*Instructions to follow*
Please reproduce the data below line for line, changing nothing.

*Data excerpts*
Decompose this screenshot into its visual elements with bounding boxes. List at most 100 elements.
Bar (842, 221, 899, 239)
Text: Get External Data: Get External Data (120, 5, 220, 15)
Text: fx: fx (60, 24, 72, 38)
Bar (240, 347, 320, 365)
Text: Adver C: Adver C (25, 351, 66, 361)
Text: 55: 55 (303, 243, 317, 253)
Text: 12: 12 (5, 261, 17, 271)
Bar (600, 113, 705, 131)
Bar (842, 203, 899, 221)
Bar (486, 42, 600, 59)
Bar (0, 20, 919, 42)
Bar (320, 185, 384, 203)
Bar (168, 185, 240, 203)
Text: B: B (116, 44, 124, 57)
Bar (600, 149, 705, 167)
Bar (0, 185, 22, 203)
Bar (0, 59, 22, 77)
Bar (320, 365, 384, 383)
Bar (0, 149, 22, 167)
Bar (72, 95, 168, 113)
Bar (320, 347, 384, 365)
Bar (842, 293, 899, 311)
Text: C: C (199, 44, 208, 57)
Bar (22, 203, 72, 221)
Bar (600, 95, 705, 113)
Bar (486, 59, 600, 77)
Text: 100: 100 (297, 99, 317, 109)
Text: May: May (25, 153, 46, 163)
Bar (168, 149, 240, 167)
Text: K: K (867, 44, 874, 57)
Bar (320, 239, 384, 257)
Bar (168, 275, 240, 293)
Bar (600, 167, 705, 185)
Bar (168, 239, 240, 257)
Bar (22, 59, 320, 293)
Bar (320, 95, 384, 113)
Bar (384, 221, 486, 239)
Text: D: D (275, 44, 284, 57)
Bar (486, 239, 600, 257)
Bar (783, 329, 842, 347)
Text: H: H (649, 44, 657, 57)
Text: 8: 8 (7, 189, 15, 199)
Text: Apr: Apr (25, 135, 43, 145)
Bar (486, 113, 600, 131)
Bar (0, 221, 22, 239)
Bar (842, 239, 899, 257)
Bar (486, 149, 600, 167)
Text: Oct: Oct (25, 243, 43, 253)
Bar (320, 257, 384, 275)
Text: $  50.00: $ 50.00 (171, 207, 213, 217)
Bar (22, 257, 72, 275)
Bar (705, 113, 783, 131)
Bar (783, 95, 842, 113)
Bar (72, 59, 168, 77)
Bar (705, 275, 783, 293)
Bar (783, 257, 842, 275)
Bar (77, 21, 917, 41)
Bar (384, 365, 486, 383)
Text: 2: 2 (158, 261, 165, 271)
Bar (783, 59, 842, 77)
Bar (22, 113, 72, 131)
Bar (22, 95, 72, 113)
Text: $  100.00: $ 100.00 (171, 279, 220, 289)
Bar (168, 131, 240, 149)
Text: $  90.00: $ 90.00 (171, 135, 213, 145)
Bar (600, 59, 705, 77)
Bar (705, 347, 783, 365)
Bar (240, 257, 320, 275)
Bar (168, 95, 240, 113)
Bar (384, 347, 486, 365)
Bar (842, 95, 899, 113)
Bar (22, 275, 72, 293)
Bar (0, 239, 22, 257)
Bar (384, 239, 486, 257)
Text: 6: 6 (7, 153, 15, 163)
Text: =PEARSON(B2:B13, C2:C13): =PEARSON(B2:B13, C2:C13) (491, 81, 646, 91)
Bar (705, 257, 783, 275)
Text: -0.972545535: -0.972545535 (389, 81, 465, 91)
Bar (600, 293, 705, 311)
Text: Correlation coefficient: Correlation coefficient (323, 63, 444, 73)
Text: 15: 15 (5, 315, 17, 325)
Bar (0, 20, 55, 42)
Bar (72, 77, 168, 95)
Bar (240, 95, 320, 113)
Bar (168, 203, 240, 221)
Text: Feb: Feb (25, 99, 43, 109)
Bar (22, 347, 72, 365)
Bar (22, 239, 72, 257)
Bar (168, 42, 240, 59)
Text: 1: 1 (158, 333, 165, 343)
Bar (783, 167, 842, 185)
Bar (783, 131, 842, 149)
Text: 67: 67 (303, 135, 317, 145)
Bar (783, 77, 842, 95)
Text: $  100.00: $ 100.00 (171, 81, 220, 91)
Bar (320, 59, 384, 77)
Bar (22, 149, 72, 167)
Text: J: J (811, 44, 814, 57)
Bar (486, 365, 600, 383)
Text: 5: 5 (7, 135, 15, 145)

*Solution for this task*
Decompose this screenshot into its visual elements with bounding boxes. List at most 100 elements.
Bar (842, 221, 899, 239)
Text: Get External Data: Get External Data (120, 5, 220, 15)
Text: fx: fx (60, 24, 72, 38)
Bar (240, 347, 320, 365)
Text: Adver C: Adver C (25, 351, 66, 361)
Text: 55: 55 (303, 243, 317, 253)
Text: 12: 12 (5, 261, 17, 271)
Bar (600, 113, 705, 131)
Bar (842, 203, 899, 221)
Bar (486, 42, 600, 59)
Bar (0, 20, 919, 42)
Bar (320, 185, 384, 203)
Bar (168, 185, 240, 203)
Text: B: B (116, 44, 124, 57)
Bar (600, 149, 705, 167)
Bar (0, 185, 22, 203)
Bar (0, 59, 22, 77)
Bar (320, 365, 384, 383)
Bar (0, 149, 22, 167)
Bar (72, 95, 168, 113)
Bar (320, 347, 384, 365)
Bar (842, 293, 899, 311)
Text: C: C (199, 44, 208, 57)
Bar (22, 203, 72, 221)
Bar (600, 95, 705, 113)
Bar (486, 59, 600, 77)
Text: 100: 100 (297, 99, 317, 109)
Text: May: May (25, 153, 46, 163)
Bar (168, 149, 240, 167)
Text: K: K (867, 44, 874, 57)
Bar (320, 239, 384, 257)
Bar (168, 275, 240, 293)
Bar (600, 167, 705, 185)
Bar (168, 239, 240, 257)
Bar (22, 59, 320, 293)
Bar (320, 95, 384, 113)
Bar (384, 221, 486, 239)
Text: D: D (275, 44, 284, 57)
Bar (486, 239, 600, 257)
Bar (783, 329, 842, 347)
Text: H: H (649, 44, 657, 57)
Text: 8: 8 (7, 189, 15, 199)
Text: Apr: Apr (25, 135, 43, 145)
Bar (486, 113, 600, 131)
Bar (0, 221, 22, 239)
Bar (842, 239, 899, 257)
Bar (486, 149, 600, 167)
Text: Oct: Oct (25, 243, 43, 253)
Bar (320, 257, 384, 275)
Text: $  50.00: $ 50.00 (171, 207, 213, 217)
Bar (22, 257, 72, 275)
Bar (705, 113, 783, 131)
Bar (783, 95, 842, 113)
Bar (72, 59, 168, 77)
Bar (705, 275, 783, 293)
Bar (783, 257, 842, 275)
Bar (77, 21, 917, 41)
Bar (384, 365, 486, 383)
Text: 2: 2 (158, 261, 165, 271)
Bar (783, 59, 842, 77)
Bar (22, 113, 72, 131)
Bar (22, 95, 72, 113)
Text: $  100.00: $ 100.00 (171, 279, 220, 289)
Bar (168, 131, 240, 149)
Text: $  90.00: $ 90.00 (171, 135, 213, 145)
Bar (600, 59, 705, 77)
Bar (705, 347, 783, 365)
Bar (240, 257, 320, 275)
Bar (168, 95, 240, 113)
Bar (384, 347, 486, 365)
Bar (842, 95, 899, 113)
Bar (22, 275, 72, 293)
Bar (0, 239, 22, 257)
Bar (384, 239, 486, 257)
Text: 6: 6 (7, 153, 15, 163)
Text: =PEARSON(B2:B13, C2:C13): =PEARSON(B2:B13, C2:C13) (491, 81, 646, 91)
Bar (705, 257, 783, 275)
Text: -0.972545535: -0.972545535 (389, 81, 465, 91)
Bar (600, 293, 705, 311)
Text: Correlation coefficient: Correlation coefficient (323, 63, 444, 73)
Text: 15: 15 (5, 315, 17, 325)
Bar (0, 20, 55, 42)
Bar (72, 77, 168, 95)
Bar (240, 95, 320, 113)
Bar (168, 203, 240, 221)
Text: Feb: Feb (25, 99, 43, 109)
Bar (22, 347, 72, 365)
Bar (22, 239, 72, 257)
Bar (168, 42, 240, 59)
Text: 1: 1 (158, 333, 165, 343)
Bar (783, 167, 842, 185)
Bar (783, 131, 842, 149)
Text: 67: 67 (303, 135, 317, 145)
Bar (783, 77, 842, 95)
Text: $  100.00: $ 100.00 (171, 81, 220, 91)
Bar (320, 59, 384, 77)
Bar (22, 149, 72, 167)
Text: J: J (811, 44, 814, 57)
Bar (486, 365, 600, 383)
Text: 5: 5 (7, 135, 15, 145)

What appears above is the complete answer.